Dataset records:
┌──

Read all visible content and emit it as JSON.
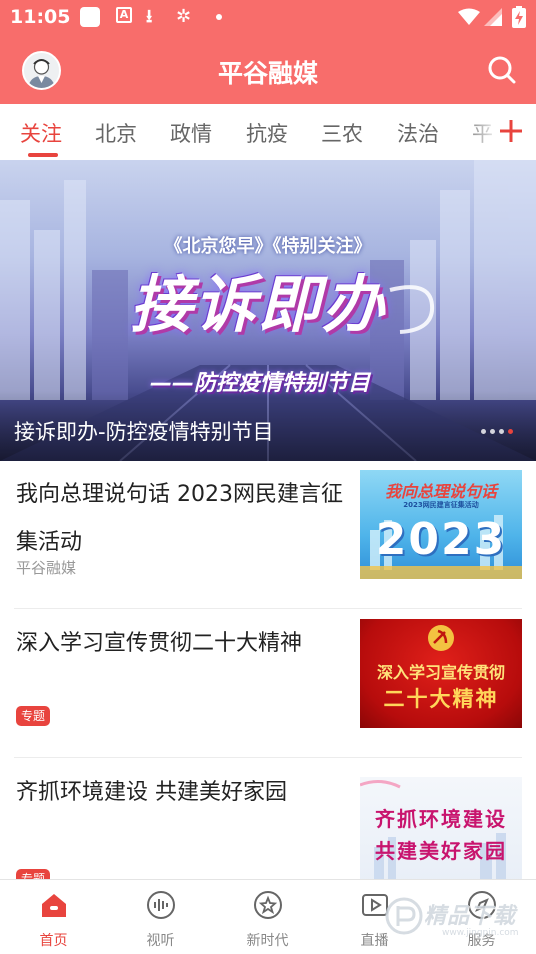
{
  "status_bar": {
    "time": "11:05",
    "icons": [
      "notification-square-icon",
      "a-box-icon",
      "download-icon",
      "bug-icon",
      "dot-icon",
      "wifi-icon",
      "signal-icon",
      "battery-icon"
    ]
  },
  "header": {
    "title": "平谷融媒",
    "brand_color": "#f86d6b"
  },
  "tabs": {
    "items": [
      {
        "label": "关注",
        "active": true
      },
      {
        "label": "北京"
      },
      {
        "label": "政情"
      },
      {
        "label": "抗疫"
      },
      {
        "label": "三农"
      },
      {
        "label": "法治"
      },
      {
        "label": "平"
      }
    ],
    "accent_color": "#e8443e"
  },
  "banner": {
    "image_subtitle": "《北京您早》《特别关注》",
    "image_title": "接诉即办",
    "image_line": "——防控疫情特别节目",
    "caption": "接诉即办-防控疫情特别节目",
    "slide_count": 4,
    "active_slide": 4
  },
  "news": [
    {
      "title": "我向总理说句话 2023网民建言征集活动",
      "source": "平谷融媒",
      "thumb": {
        "line1": "我向总理说句话",
        "line2": "2023网民建言征集活动",
        "big": "2023"
      }
    },
    {
      "title": "深入学习宣传贯彻二十大精神",
      "tag": "专题",
      "thumb": {
        "line1": "深入学习宣传贯彻",
        "line2": "二十大精神"
      }
    },
    {
      "title": "齐抓环境建设 共建美好家园",
      "tag": "专题",
      "thumb": {
        "line1": "齐抓环境建设",
        "line2": "共建美好家园"
      }
    }
  ],
  "bottom_nav": {
    "items": [
      {
        "label": "首页",
        "icon": "home-icon",
        "active": true
      },
      {
        "label": "视听",
        "icon": "audio-wave-icon"
      },
      {
        "label": "新时代",
        "icon": "star-badge-icon"
      },
      {
        "label": "直播",
        "icon": "video-play-icon"
      },
      {
        "label": "服务",
        "icon": "compass-icon"
      }
    ]
  },
  "watermark": {
    "text": "精品下载",
    "sub": "www.jingpin.com"
  }
}
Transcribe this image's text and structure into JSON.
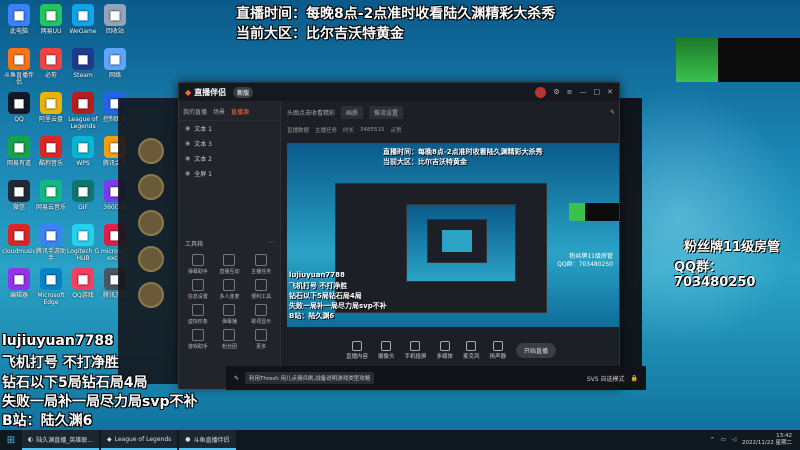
{
  "overlay": {
    "top_line1": "直播时间：每晚8点-2点准时收看陆久渊精彩大杀秀",
    "top_line2": "当前大区：比尔吉沃特黄金",
    "bottom_lines": [
      "lujiuyuan7788",
      "飞机打号 不打净胜",
      "钻石以下5局钻石局4局",
      "失败一局补一局尽力局svp不补",
      "B站：陆久渊6"
    ],
    "fan_label": "粉丝牌11级房管",
    "qq_label": "QQ群：703480250"
  },
  "window": {
    "app_name": "直播伴侣",
    "badge": "新版",
    "left_tabs": [
      "我的直播",
      "场景",
      "直播源"
    ],
    "scenes": [
      "文本 1",
      "文本 3",
      "文本 2",
      "全屏 1"
    ],
    "tools_label": "工具箱",
    "tools": [
      "弹幕助手",
      "直播互动",
      "主播任务",
      "信息设置",
      "多人连麦",
      "便利工具",
      "虚拟形象",
      "弹幕播",
      "歌词显示",
      "游戏助手",
      "粉丝团",
      "更多"
    ],
    "toolbar": [
      "头图点击收看精彩",
      "画质",
      "推流设置"
    ],
    "subbar": [
      "直播数据",
      "主播任务",
      "时长",
      "3485515",
      "点赞"
    ],
    "bottom_buttons": [
      "直播内容",
      "摄像头",
      "手机投屏",
      "多媒体",
      "麦克风",
      "扬声器"
    ],
    "start_label": "开始直播",
    "preview_line1": "直播时间：每晚8点-2点准时收看陆久渊精彩大杀秀",
    "preview_line2": "当前大区：比尔吉沃特黄金",
    "preview_fan": "粉丝牌11级房管",
    "preview_qq": "QQ群：703480250",
    "preview_bottom": [
      "lujiuyuan7788",
      "飞机打号 不打净胜",
      "钻石以下5局钻石局4局",
      "失败一局补一局尽力局svp不补",
      "B站：陆久渊6"
    ]
  },
  "chat": {
    "bubble": "利用Thresh 用儿点佣兵刷,战备说明游戏类型攻略",
    "sub": "SVS 自选模式"
  },
  "desktop_icons": [
    "此电脑",
    "网易UU",
    "WeGame",
    "回收站",
    "斗鱼直播伴侣",
    "必剪",
    "Steam",
    "网络",
    "QQ",
    "阿里云盘",
    "League of Legends",
    "控制面板",
    "网易有道",
    "酷狗音乐",
    "WPS",
    "腾讯会议",
    "微信",
    "网易云音乐",
    "GIF",
    "360压缩",
    "cloudmusic",
    "腾讯手游助手",
    "Logitech G HUB",
    "microsoft excel",
    "编辑器",
    "Microsoft Edge",
    "QQ游戏",
    "腾讯游戏"
  ],
  "taskbar": {
    "items": [
      "陆久渊直播_英雄联...",
      "League of Legends",
      "斗鱼直播伴侣"
    ],
    "time": "13:42",
    "date": "2022/11/22 星期二"
  },
  "colors": {
    "accent": "#ff6a3d",
    "green": "#3ac24e",
    "window_bg": "#1d1f26"
  }
}
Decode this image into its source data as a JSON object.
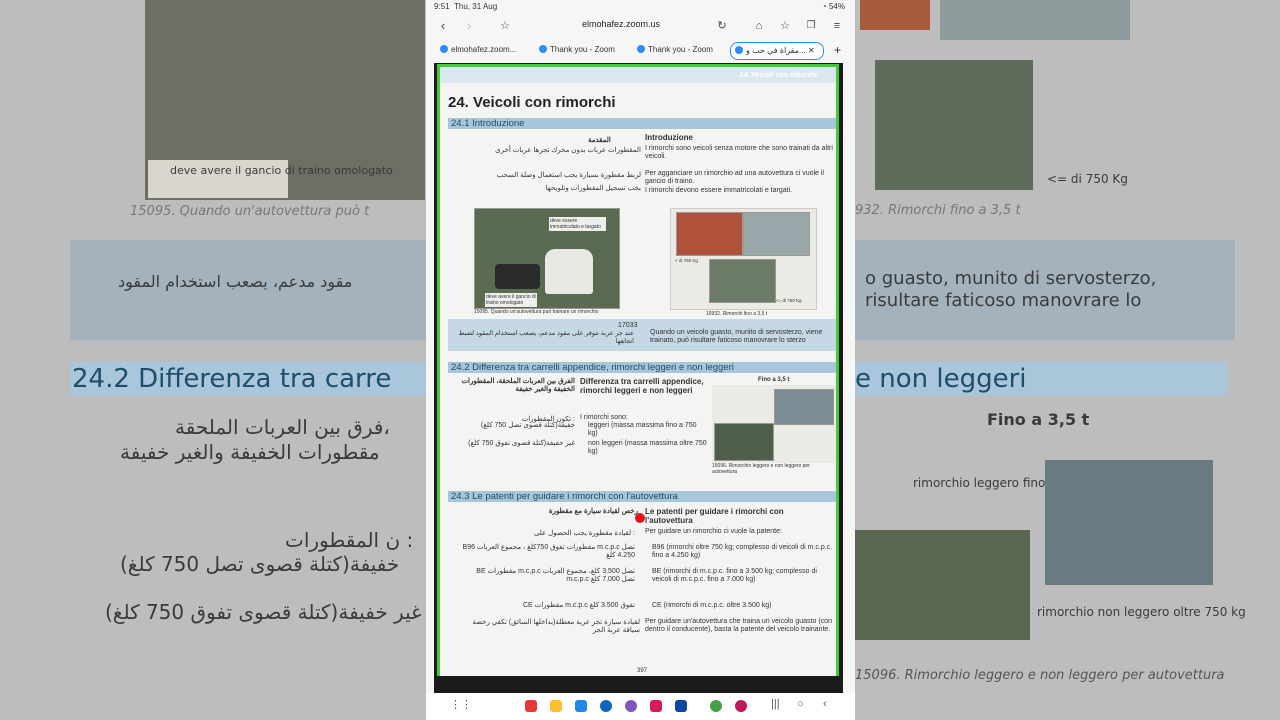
{
  "status_bar": {
    "time": "9:51",
    "date": "Thu, 31 Aug",
    "battery": "54%"
  },
  "browser": {
    "url": "elmohafez.zoom.us",
    "tabs": [
      {
        "label": "elmohafez.zoom..."
      },
      {
        "label": "Thank you - Zoom"
      },
      {
        "label": "Thank you - Zoom"
      },
      {
        "label": "مقراة في حب و..."
      }
    ]
  },
  "page": {
    "header_right": "24. Veicoli con rimorchi",
    "title": "24. Veicoli con rimorchi",
    "sec1": "24.1 Introduzione",
    "sec1_it_title": "Introduzione",
    "sec1_ar_title": "المقدمة",
    "sec1_it_1": "I rimorchi sono veicoli senza motore che sono trainati da altri veicoli.",
    "sec1_ar_1": "المقطورات عربات بدون محرك تجرها عربات أخرى",
    "sec1_it_2": "Per agganciare un rimorchio ad una autovettura ci vuole il gancio di traino.",
    "sec1_ar_2": "لربط مقطورة بسيارة يجب استعمال وصلة السحب",
    "sec1_it_3": "I rimorchi devono essere immatricolati e targati.",
    "sec1_ar_3": "يجب تسجيل المقطورات وتلويحها",
    "photo1_label": "deve essere immatricolato e targato",
    "photo1_label2": "deve avere il gancio di traino omologato",
    "caption1": "15095. Quando un'autovettura può trainare un rimorchio",
    "caption2": "16932. Rimorchi fino a 3,5 t",
    "label_750": "< di 750 Kg",
    "label_750b": "<= di 750 Kg",
    "q_code": "17033",
    "q_it": "Quando un veicolo guasto, munito di servosterzo, viene trainato, può risultare faticoso manovrare lo sterzo",
    "q_ar": "عند جر عربة تتوفر على مقود مدعم، يصعب استخدام المقود لضبط اتجاهها",
    "sec2": "24.2 Differenza tra carrelli appendice, rimorchi leggeri e non leggeri",
    "sec2_it_title": "Differenza tra carrelli appendice, rimorchi leggeri e non leggeri",
    "sec2_ar_title": "الفرق بين العربات الملحقة، المقطورات الخفيفة والغير خفيفة",
    "sec2_it_1": "I rimorchi sono:",
    "sec2_ar_1": "تكون المقطورات :",
    "sec2_it_2": "leggeri (massa massima fino a 750 kg)",
    "sec2_ar_2": "خفيفة(كتلة قصوى تصل 750 كلغ)",
    "sec2_it_3": "non leggeri (massa massima oltre 750 kg)",
    "sec2_ar_3": "غير خفيفة(كتلة قصوى تفوق 750 كلغ)",
    "fino_35": "Fino a 3,5 t",
    "caption3": "15096. Rimorchio leggero e non leggero per autovettura",
    "sec3": "24.3 Le patenti per guidare i rimorchi con l'autovettura",
    "sec3_it_title": "Le patenti per guidare i rimorchi con l'autovettura",
    "sec3_ar_title": "رخص لقيادة سيارة مع مقطورة",
    "sec3_it_1": "Per guidare un rimorchio ci vuole la patente:",
    "sec3_ar_1": "لقيادة مقطورة يجب الحصول على :",
    "sec3_it_2": "B96 (rimorchi oltre 750 kg; complesso di veicoli di m.c.p.c. fino a 4.250 kg)",
    "sec3_ar_2": "B96 مقطورات تفوق 750كلغ ، مجموع العربات m.c.p.c تصل 4.250 كلغ",
    "sec3_it_3": "BE (rimorchi di m.c.p.c. fino a 3.500 kg; complesso di veicoli di m.c.p.c. fino a 7.000 kg)",
    "sec3_ar_3": "BE مقطورات m.c.p.c تصل 3.500 كلغ، مجموع العربات m.c.p.c تصل 7.000 كلغ",
    "sec3_it_4": "CE (rimorchi di m.c.p.c. oltre 3.500 kg)",
    "sec3_ar_4": "CE مقطورات m.c.p.c تفوق 3.500 كلغ",
    "sec3_it_5": "Per guidare un'autovettura che traina un veicolo guasto (con dentro il conducente), basta la patente del veicolo trainante.",
    "sec3_ar_5": "لقيادة سيارة تجر عربة معطلة(بداخلها السائق) تكفي رخصة سياقة عربة الجر",
    "page_number": "397"
  },
  "background": {
    "left_caption": "deve avere il gancio di traino omologato",
    "left_small": "15095. Quando un'autovettura può t",
    "left_arabic": "مقود مدعم، يصعب استخدام المقود",
    "left_sec2": "24.2 Differenza tra carre",
    "left_ar2a": "فرق بين العربات الملحقة،",
    "left_ar2b": "مقطورات الخفيفة والغير خفيفة",
    "left_ar3": "ن المقطورات :",
    "left_ar4": "خفيفة(كتلة قصوى تصل 750 كلغ)",
    "left_ar5": "غير خفيفة(كتلة قصوى تفوق 750 كلغ)",
    "right_small": "932. Rimorchi fino a 3,5 t",
    "right_kg": "<= di 750 Kg",
    "right_it1": "o guasto, munito di servosterzo,",
    "right_it2": "risultare faticoso manovrare lo",
    "right_sec2": "e non leggeri",
    "right_fino": "Fino a 3,5 t",
    "right_rim1": "rimorchio leggero fino a 750 kg",
    "right_rim2": "rimorchio non leggero oltre 750 kg",
    "right_cap": "15096. Rimorchio leggero e non leggero per autovettura"
  },
  "colors": {
    "accent": "#2d8cff",
    "frame": "#45c83a",
    "section": "#a8c6db"
  }
}
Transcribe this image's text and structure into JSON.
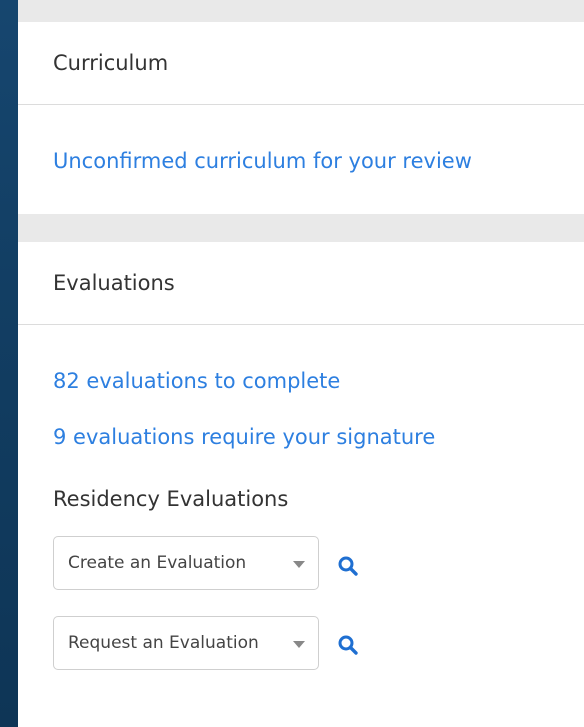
{
  "curriculum": {
    "header": "Curriculum",
    "link": "Unconfirmed curriculum for your review"
  },
  "evaluations": {
    "header": "Evaluations",
    "links": [
      "82 evaluations to complete",
      "9 evaluations require your signature"
    ],
    "section_title": "Residency Evaluations",
    "dropdowns": [
      {
        "selected": "Create an Evaluation",
        "icon": "search-icon"
      },
      {
        "selected": "Request an Evaluation",
        "icon": "search-icon"
      }
    ]
  },
  "colors": {
    "link": "#2d7fe0",
    "background": "#14426b",
    "search_icon": "#1f6fd1"
  }
}
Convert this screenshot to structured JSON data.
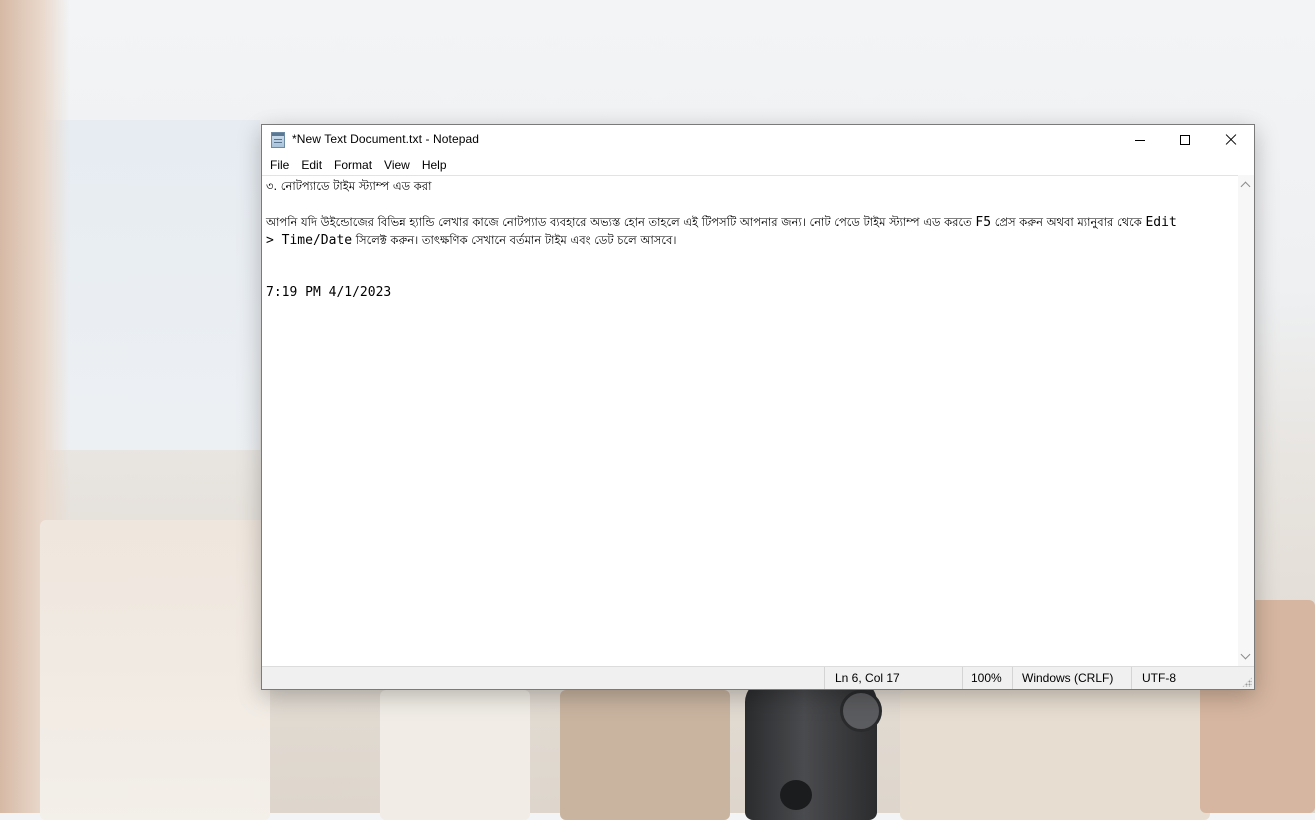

└──

▶ Task brief
Work out how many lines of the listing above include the word "this". Reply with nothing but the count.

▶ Written answer
4